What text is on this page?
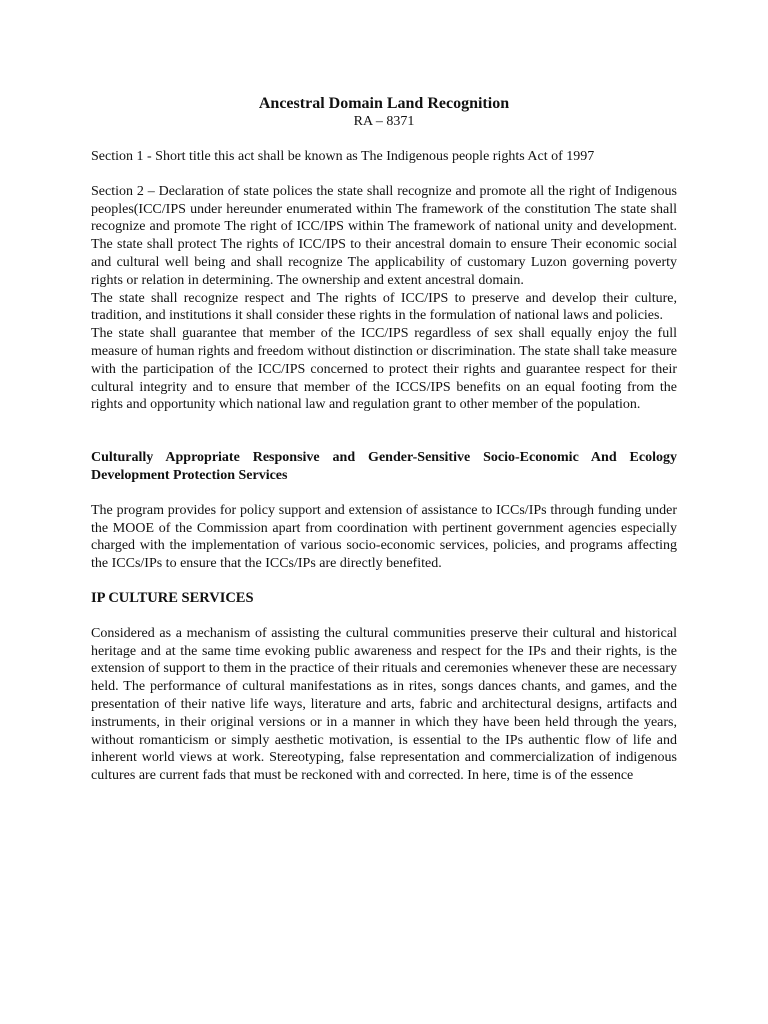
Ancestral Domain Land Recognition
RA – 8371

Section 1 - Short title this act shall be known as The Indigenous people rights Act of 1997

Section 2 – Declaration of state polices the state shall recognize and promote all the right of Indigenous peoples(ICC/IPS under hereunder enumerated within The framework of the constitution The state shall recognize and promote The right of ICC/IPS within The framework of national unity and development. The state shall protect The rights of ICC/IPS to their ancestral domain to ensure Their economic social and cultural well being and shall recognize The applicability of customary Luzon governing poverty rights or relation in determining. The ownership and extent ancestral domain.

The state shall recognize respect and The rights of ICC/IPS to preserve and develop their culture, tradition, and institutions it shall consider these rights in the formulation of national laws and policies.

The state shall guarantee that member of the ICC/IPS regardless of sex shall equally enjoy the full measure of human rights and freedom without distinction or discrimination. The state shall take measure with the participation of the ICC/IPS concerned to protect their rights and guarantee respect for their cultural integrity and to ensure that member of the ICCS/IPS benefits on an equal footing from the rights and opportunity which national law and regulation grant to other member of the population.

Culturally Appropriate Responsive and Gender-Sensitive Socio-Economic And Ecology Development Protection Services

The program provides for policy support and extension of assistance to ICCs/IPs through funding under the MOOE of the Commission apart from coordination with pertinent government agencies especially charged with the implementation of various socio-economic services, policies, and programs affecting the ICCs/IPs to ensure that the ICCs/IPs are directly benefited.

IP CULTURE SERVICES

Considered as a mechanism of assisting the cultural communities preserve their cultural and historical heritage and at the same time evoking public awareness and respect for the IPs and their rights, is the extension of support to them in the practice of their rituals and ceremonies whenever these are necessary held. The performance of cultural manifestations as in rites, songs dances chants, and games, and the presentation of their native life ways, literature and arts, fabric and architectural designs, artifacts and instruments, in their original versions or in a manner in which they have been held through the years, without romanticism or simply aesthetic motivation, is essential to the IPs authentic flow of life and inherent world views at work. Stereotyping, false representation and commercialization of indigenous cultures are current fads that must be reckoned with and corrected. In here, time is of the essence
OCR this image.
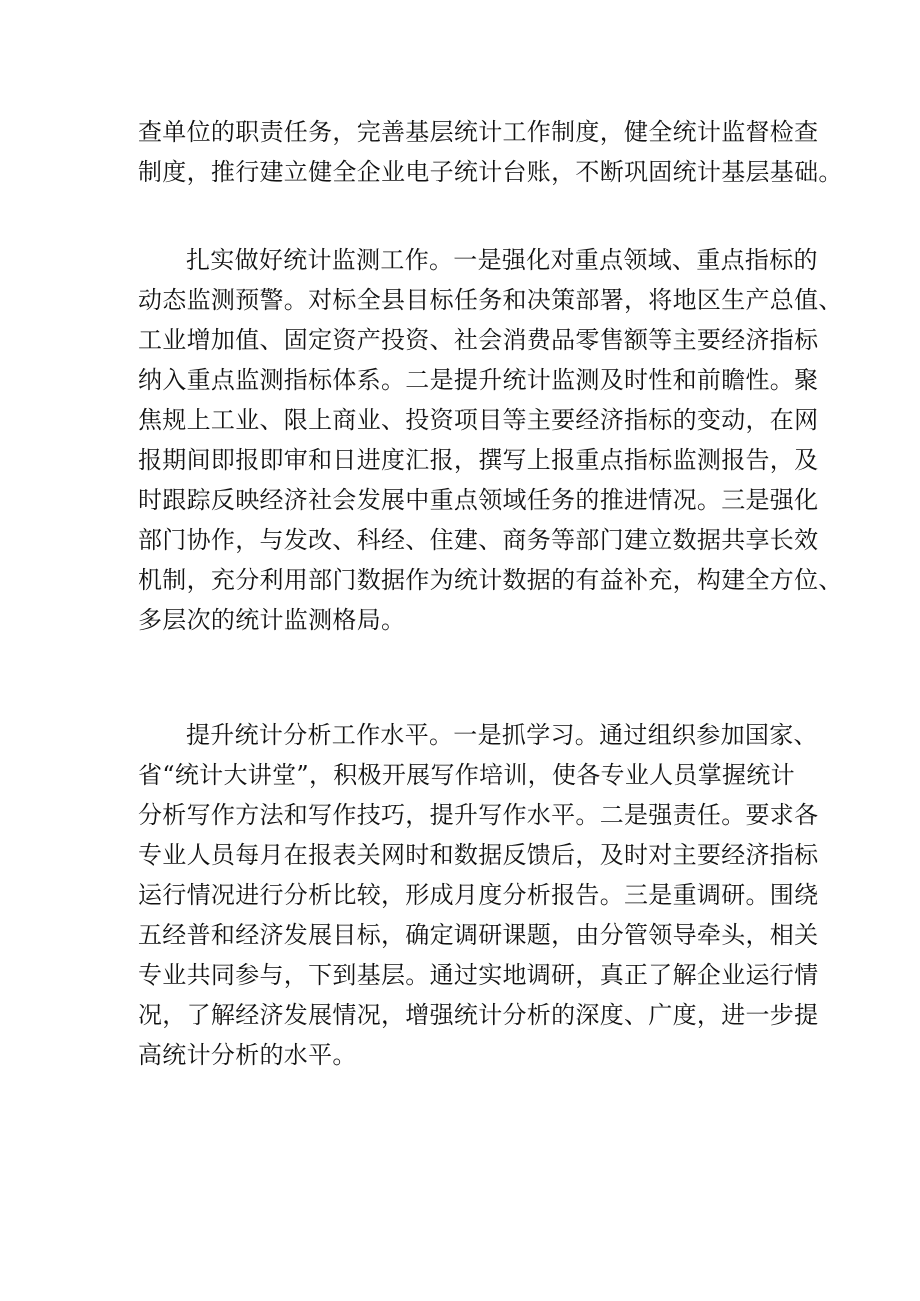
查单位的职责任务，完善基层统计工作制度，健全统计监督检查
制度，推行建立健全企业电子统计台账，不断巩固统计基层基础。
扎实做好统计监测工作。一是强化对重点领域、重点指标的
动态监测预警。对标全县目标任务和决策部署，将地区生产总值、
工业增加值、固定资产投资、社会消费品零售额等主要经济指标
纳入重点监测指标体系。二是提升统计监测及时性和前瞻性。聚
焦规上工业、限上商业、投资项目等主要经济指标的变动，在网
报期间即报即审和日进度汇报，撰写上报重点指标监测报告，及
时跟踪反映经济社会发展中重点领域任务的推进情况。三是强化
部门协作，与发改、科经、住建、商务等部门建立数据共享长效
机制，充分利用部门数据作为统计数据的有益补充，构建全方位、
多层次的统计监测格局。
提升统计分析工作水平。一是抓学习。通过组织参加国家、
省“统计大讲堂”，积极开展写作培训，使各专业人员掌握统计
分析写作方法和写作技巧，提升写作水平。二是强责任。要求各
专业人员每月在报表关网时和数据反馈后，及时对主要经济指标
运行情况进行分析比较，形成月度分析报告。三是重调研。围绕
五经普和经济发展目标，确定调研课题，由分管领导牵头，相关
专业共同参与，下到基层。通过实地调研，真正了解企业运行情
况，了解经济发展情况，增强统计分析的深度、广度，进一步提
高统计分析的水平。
───
> Request
From the entries above, extract every line where the word "this" appears.

> Task response
What text is on this page?
Section 1 - Short title this act shall be known as The Indigenous people rights Act of 1997
OCR this image.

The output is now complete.